> **DATA PROVIDED**:
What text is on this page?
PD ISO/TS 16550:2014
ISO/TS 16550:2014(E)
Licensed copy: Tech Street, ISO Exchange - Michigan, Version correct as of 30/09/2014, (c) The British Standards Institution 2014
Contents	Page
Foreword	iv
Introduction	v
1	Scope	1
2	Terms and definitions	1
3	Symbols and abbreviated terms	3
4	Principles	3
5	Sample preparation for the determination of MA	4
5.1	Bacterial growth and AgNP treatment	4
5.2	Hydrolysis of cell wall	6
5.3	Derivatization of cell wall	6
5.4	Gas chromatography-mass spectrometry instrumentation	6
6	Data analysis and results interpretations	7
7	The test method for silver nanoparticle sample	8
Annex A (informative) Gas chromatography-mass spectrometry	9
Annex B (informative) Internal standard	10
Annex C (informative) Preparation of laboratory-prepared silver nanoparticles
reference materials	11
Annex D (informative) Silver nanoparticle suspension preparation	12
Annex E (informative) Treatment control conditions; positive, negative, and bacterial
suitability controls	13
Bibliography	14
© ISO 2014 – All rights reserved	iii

> **AIM OF THE TASK**:
Please copy each line from the material above in which the string "wall" appears.

> **ANSWER TO THIS PROBLEM**:
5.2	Hydrolysis of cell wall	6
5.3	Derivatization of cell wall	6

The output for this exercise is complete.